[[ DATASET ENTRIES, beginning ]]
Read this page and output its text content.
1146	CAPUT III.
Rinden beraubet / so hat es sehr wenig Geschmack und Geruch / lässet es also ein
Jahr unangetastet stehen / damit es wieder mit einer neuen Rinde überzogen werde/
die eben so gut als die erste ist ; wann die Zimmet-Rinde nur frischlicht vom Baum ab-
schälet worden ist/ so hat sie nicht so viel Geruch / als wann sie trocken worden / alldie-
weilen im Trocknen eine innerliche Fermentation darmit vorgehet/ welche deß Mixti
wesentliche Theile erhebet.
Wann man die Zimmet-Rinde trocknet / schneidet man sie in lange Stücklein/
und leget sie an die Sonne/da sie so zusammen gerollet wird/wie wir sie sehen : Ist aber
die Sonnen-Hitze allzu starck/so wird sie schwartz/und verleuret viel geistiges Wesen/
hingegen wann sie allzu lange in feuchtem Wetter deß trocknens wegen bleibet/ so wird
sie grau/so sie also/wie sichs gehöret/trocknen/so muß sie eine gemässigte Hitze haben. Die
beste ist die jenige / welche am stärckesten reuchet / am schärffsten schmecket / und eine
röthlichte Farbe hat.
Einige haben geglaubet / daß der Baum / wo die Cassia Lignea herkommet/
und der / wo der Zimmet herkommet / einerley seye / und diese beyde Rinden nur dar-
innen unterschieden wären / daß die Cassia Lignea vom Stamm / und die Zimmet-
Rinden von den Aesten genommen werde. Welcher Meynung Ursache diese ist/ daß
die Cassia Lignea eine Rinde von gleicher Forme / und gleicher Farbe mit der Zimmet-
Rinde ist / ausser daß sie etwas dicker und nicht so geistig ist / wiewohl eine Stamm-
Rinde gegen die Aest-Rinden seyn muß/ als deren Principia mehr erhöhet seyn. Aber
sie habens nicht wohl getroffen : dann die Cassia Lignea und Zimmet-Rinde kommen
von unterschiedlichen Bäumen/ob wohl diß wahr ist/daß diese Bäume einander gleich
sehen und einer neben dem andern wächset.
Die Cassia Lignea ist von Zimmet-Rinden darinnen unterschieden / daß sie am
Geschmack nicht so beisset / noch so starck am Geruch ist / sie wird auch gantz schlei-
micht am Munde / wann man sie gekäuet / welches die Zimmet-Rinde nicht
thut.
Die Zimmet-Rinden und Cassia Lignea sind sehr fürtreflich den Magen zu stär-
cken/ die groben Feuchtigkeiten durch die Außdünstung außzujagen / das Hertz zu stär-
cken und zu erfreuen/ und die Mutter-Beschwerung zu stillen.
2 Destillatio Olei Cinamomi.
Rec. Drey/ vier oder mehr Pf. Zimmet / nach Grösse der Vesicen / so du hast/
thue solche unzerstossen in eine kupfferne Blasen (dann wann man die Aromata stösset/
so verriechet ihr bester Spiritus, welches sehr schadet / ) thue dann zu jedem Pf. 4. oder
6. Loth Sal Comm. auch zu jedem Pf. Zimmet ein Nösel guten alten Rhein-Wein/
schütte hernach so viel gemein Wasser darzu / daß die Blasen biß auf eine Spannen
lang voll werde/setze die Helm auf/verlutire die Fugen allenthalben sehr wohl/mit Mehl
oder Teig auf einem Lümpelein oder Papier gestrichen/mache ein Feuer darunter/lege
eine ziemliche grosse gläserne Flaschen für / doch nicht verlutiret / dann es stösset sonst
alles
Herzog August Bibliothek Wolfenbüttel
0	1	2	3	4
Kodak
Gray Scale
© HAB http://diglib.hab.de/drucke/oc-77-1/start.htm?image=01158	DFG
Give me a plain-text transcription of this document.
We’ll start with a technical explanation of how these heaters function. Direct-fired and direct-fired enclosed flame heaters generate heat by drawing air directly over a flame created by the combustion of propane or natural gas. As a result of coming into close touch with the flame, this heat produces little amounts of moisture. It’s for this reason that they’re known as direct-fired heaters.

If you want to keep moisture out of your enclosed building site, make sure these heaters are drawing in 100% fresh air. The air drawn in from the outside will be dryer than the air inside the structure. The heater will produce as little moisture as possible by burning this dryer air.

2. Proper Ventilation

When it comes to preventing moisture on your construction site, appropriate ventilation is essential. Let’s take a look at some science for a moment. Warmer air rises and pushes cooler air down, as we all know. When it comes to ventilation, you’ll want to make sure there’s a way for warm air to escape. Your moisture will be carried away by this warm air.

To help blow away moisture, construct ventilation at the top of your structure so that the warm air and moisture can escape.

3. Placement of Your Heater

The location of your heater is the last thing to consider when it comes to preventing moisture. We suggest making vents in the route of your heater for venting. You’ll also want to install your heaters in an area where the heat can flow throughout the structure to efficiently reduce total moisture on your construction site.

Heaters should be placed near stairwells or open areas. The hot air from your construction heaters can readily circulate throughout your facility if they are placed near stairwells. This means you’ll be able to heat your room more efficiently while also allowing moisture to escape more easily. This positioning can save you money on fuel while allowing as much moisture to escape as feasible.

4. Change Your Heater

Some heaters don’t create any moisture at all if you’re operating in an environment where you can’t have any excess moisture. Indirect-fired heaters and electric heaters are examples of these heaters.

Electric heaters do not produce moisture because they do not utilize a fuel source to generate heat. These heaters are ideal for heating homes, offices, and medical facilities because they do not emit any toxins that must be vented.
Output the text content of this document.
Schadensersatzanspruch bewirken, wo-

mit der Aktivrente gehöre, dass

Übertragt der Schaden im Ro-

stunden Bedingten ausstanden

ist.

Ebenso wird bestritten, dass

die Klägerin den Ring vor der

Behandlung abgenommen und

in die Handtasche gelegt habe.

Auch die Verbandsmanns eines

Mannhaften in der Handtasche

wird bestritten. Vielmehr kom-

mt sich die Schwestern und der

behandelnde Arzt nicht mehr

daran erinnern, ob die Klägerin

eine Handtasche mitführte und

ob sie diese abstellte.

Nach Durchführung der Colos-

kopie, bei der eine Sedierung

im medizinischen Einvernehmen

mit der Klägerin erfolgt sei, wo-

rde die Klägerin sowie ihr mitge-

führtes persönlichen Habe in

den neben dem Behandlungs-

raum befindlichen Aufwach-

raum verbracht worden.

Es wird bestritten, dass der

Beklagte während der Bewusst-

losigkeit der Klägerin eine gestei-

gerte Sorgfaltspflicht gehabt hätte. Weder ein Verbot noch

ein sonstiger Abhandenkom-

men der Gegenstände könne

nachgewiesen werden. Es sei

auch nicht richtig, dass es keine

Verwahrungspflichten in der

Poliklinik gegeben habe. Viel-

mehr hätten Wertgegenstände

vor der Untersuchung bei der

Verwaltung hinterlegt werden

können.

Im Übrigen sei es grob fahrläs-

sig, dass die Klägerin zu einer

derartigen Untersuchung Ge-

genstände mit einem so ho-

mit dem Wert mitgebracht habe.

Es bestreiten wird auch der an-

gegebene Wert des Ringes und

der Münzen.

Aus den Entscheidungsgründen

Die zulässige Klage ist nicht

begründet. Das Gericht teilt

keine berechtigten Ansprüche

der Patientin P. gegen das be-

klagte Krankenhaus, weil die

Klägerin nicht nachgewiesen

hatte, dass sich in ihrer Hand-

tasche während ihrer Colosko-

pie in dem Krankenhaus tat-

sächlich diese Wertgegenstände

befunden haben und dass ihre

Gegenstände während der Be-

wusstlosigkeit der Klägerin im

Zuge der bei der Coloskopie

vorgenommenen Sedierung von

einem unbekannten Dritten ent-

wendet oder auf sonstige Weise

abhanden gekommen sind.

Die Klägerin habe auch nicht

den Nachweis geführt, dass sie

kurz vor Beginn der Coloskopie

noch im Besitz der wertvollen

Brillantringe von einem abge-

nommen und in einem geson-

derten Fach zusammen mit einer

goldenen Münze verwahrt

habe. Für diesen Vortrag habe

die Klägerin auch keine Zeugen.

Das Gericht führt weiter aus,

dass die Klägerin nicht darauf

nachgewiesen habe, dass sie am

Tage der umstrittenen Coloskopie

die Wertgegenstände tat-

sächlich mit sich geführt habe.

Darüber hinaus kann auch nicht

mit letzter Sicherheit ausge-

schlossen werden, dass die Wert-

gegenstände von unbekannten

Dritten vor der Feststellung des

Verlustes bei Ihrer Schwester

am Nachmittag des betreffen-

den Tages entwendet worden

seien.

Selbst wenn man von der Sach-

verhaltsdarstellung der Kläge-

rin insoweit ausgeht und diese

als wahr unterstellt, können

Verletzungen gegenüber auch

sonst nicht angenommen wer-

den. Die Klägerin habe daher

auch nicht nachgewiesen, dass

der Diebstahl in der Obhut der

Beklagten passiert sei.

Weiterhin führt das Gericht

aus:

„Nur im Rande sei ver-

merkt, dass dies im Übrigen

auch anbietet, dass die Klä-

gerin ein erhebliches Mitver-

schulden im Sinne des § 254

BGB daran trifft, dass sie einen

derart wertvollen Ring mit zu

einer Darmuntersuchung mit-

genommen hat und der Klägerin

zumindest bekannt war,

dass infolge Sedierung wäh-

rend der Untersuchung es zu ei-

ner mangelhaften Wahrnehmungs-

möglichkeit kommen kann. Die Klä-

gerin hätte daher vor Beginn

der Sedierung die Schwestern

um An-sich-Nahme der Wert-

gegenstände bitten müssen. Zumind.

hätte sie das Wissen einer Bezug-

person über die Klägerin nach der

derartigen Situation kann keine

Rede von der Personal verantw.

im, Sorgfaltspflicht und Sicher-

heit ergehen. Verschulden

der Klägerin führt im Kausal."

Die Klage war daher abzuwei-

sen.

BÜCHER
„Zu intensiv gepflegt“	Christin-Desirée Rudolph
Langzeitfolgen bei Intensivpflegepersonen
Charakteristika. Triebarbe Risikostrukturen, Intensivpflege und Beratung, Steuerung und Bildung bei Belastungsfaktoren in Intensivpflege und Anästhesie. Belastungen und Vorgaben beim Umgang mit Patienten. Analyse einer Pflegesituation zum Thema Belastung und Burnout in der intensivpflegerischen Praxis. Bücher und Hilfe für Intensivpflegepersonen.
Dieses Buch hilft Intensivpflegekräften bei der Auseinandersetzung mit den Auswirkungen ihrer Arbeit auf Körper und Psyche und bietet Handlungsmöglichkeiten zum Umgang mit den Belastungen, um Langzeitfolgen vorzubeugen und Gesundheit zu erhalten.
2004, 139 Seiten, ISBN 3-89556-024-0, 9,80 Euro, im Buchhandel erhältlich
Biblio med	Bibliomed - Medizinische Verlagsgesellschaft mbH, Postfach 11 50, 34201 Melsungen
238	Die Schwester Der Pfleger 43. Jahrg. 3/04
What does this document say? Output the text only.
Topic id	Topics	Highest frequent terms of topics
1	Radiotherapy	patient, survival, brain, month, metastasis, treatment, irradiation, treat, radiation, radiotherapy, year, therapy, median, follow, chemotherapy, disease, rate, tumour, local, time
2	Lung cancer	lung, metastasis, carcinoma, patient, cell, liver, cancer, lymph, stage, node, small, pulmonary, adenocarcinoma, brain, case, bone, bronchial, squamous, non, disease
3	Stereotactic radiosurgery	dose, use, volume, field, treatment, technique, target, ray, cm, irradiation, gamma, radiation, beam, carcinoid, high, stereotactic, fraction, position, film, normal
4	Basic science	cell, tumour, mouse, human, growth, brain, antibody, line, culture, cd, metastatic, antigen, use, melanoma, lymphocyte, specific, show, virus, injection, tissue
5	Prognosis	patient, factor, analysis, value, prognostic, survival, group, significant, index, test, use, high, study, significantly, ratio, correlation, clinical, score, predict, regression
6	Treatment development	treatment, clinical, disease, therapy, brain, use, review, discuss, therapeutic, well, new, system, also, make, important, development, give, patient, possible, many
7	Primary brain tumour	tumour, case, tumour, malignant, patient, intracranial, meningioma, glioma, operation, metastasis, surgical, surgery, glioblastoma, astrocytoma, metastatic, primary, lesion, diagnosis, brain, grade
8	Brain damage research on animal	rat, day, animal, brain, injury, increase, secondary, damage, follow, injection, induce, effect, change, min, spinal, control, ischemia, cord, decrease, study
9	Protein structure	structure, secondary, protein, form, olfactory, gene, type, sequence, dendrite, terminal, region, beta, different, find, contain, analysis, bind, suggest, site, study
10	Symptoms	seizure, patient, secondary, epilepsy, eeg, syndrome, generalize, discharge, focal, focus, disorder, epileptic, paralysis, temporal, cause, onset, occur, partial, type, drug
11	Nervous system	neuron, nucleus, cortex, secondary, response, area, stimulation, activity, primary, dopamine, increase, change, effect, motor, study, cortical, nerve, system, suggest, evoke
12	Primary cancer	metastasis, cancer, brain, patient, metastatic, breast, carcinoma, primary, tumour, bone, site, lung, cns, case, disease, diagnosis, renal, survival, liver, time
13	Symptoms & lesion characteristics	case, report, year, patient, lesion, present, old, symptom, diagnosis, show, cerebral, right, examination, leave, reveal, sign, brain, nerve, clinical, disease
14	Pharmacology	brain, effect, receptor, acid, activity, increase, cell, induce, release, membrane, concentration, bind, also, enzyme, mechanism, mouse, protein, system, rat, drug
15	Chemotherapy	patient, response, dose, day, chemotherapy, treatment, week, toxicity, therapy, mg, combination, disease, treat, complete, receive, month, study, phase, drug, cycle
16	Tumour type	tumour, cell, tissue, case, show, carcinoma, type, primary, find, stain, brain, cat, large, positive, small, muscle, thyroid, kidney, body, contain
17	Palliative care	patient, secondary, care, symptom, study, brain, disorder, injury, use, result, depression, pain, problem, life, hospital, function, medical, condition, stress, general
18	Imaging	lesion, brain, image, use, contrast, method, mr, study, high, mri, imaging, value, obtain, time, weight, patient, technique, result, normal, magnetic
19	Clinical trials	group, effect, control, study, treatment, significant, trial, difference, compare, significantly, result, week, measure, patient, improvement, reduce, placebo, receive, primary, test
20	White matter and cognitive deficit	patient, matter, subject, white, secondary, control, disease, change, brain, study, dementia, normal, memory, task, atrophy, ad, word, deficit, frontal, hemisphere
[[ DATASET ENTRIES, end ]]
EXERCISE DIRECTIONS: The required answer is each line of the data in which the word "Geruch" appears.

RESPONSE:
Rinden beraubet / so hat es sehr wenig Geschmack und Geruch / lässet es also ein
schälet worden ist/ so hat sie nicht so viel Geruch / als wann sie trocken worden / alldie-
Geschmack nicht so beisset / noch so starck am Geruch ist / sie wird auch gantz schlei-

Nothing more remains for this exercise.